Entries taken from a collection:
=====
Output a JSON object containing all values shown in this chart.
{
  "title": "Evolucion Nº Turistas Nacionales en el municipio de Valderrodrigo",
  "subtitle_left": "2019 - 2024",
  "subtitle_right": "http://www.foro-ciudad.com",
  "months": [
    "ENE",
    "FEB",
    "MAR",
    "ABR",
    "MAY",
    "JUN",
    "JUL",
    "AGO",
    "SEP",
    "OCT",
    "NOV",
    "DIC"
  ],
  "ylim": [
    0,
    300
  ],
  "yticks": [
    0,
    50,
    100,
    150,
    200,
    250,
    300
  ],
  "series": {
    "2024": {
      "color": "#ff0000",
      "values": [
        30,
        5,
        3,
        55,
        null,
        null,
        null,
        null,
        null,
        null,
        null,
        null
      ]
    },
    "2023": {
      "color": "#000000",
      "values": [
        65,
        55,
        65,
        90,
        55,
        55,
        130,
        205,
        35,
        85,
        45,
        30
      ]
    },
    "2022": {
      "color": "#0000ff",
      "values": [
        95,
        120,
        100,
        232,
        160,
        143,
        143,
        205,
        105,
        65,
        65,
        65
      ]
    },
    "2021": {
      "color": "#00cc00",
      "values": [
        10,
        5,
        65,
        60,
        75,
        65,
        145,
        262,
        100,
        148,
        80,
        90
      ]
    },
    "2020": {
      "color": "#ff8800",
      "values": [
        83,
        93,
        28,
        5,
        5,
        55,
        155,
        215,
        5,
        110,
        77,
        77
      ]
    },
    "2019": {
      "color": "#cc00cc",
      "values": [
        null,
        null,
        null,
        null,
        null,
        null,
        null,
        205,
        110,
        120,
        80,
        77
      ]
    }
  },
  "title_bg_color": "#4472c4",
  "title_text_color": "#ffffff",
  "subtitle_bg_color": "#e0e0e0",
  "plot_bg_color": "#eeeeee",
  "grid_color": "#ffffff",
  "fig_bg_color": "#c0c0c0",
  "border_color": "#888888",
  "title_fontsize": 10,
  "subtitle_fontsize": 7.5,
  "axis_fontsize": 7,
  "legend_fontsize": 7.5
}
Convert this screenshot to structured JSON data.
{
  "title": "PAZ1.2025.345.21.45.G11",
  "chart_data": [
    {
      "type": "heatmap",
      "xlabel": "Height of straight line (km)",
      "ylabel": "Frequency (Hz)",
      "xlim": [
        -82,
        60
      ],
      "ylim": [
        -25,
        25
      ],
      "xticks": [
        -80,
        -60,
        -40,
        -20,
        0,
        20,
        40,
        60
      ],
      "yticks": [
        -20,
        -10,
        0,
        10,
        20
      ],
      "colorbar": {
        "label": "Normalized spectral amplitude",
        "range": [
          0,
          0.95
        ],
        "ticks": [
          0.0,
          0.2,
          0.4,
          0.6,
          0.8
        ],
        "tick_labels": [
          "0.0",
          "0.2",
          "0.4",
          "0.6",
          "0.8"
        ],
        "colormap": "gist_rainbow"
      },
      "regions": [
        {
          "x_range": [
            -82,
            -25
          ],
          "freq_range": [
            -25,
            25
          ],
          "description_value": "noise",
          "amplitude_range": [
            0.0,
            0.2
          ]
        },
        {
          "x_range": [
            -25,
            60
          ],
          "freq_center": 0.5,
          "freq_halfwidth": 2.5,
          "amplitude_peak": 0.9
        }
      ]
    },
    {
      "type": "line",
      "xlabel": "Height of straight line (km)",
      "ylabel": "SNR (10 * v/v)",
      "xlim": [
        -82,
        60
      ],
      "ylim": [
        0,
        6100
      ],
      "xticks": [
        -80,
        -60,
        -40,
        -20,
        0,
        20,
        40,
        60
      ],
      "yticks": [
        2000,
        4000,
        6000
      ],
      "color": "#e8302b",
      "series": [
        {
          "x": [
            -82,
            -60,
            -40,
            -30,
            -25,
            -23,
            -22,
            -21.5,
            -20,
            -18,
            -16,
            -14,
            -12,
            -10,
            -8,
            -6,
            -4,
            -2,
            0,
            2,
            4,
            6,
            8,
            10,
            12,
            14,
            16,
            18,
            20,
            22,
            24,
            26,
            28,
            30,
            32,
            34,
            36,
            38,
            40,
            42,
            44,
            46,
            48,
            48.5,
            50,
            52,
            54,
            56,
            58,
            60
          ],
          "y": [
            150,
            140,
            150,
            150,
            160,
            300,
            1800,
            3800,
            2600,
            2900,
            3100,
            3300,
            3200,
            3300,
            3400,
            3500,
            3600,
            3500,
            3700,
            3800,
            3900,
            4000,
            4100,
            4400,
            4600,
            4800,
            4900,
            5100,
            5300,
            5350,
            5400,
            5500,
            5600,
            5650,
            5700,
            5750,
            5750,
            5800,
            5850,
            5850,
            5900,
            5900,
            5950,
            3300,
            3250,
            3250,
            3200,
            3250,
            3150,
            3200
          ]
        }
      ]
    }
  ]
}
=====
[What this task involves] Using the entries above, please restate each one word for word.

[Solution to this exercise]
Output a JSON object containing all values shown in this chart.
{
  "title": "Evolucion Nº Turistas Nacionales en el municipio de Valderrodrigo",
  "subtitle_left": "2019 - 2024",
  "subtitle_right": "http://www.foro-ciudad.com",
  "months": [
    "ENE",
    "FEB",
    "MAR",
    "ABR",
    "MAY",
    "JUN",
    "JUL",
    "AGO",
    "SEP",
    "OCT",
    "NOV",
    "DIC"
  ],
  "ylim": [
    0,
    300
  ],
  "yticks": [
    0,
    50,
    100,
    150,
    200,
    250,
    300
  ],
  "series": {
    "2024": {
      "color": "#ff0000",
      "values": [
        30,
        5,
        3,
        55,
        null,
        null,
        null,
        null,
        null,
        null,
        null,
        null
      ]
    },
    "2023": {
      "color": "#000000",
      "values": [
        65,
        55,
        65,
        90,
        55,
        55,
        130,
        205,
        35,
        85,
        45,
        30
      ]
    },
    "2022": {
      "color": "#0000ff",
      "values": [
        95,
        120,
        100,
        232,
        160,
        143,
        143,
        205,
        105,
        65,
        65,
        65
      ]
    },
    "2021": {
      "color": "#00cc00",
      "values": [
        10,
        5,
        65,
        60,
        75,
        65,
        145,
        262,
        100,
        148,
        80,
        90
      ]
    },
    "2020": {
      "color": "#ff8800",
      "values": [
        83,
        93,
        28,
        5,
        5,
        55,
        155,
        215,
        5,
        110,
        77,
        77
      ]
    },
    "2019": {
      "color": "#cc00cc",
      "values": [
        null,
        null,
        null,
        null,
        null,
        null,
        null,
        205,
        110,
        120,
        80,
        77
      ]
    }
  },
  "title_bg_color": "#4472c4",
  "title_text_color": "#ffffff",
  "subtitle_bg_color": "#e0e0e0",
  "plot_bg_color": "#eeeeee",
  "grid_color": "#ffffff",
  "fig_bg_color": "#c0c0c0",
  "border_color": "#888888",
  "title_fontsize": 10,
  "subtitle_fontsize": 7.5,
  "axis_fontsize": 7,
  "legend_fontsize": 7.5
}
Convert this screenshot to structured JSON data.
{
  "title": "PAZ1.2025.345.21.45.G11",
  "chart_data": [
    {
      "type": "heatmap",
      "xlabel": "Height of straight line (km)",
      "ylabel": "Frequency (Hz)",
      "xlim": [
        -82,
        60
      ],
      "ylim": [
        -25,
        25
      ],
      "xticks": [
        -80,
        -60,
        -40,
        -20,
        0,
        20,
        40,
        60
      ],
      "yticks": [
        -20,
        -10,
        0,
        10,
        20
      ],
      "colorbar": {
        "label": "Normalized spectral amplitude",
        "range": [
          0,
          0.95
        ],
        "ticks": [
          0.0,
          0.2,
          0.4,
          0.6,
          0.8
        ],
        "tick_labels": [
          "0.0",
          "0.2",
          "0.4",
          "0.6",
          "0.8"
        ],
        "colormap": "gist_rainbow"
      },
      "regions": [
        {
          "x_range": [
            -82,
            -25
          ],
          "freq_range": [
            -25,
            25
          ],
          "description_value": "noise",
          "amplitude_range": [
            0.0,
            0.2
          ]
        },
        {
          "x_range": [
            -25,
            60
          ],
          "freq_center": 0.5,
          "freq_halfwidth": 2.5,
          "amplitude_peak": 0.9
        }
      ]
    },
    {
      "type": "line",
      "xlabel": "Height of straight line (km)",
      "ylabel": "SNR (10 * v/v)",
      "xlim": [
        -82,
        60
      ],
      "ylim": [
        0,
        6100
      ],
      "xticks": [
        -80,
        -60,
        -40,
        -20,
        0,
        20,
        40,
        60
      ],
      "yticks": [
        2000,
        4000,
        6000
      ],
      "color": "#e8302b",
      "series": [
        {
          "x": [
            -82,
            -60,
            -40,
            -30,
            -25,
            -23,
            -22,
            -21.5,
            -20,
            -18,
            -16,
            -14,
            -12,
            -10,
            -8,
            -6,
            -4,
            -2,
            0,
            2,
            4,
            6,
            8,
            10,
            12,
            14,
            16,
            18,
            20,
            22,
            24,
            26,
            28,
            30,
            32,
            34,
            36,
            38,
            40,
            42,
            44,
            46,
            48,
            48.5,
            50,
            52,
            54,
            56,
            58,
            60
          ],
          "y": [
            150,
            140,
            150,
            150,
            160,
            300,
            1800,
            3800,
            2600,
            2900,
            3100,
            3300,
            3200,
            3300,
            3400,
            3500,
            3600,
            3500,
            3700,
            3800,
            3900,
            4000,
            4100,
            4400,
            4600,
            4800,
            4900,
            5100,
            5300,
            5350,
            5400,
            5500,
            5600,
            5650,
            5700,
            5750,
            5750,
            5800,
            5850,
            5850,
            5900,
            5900,
            5950,
            3300,
            3250,
            3250,
            3200,
            3250,
            3150,
            3200
          ]
        }
      ]
    }
  ]
}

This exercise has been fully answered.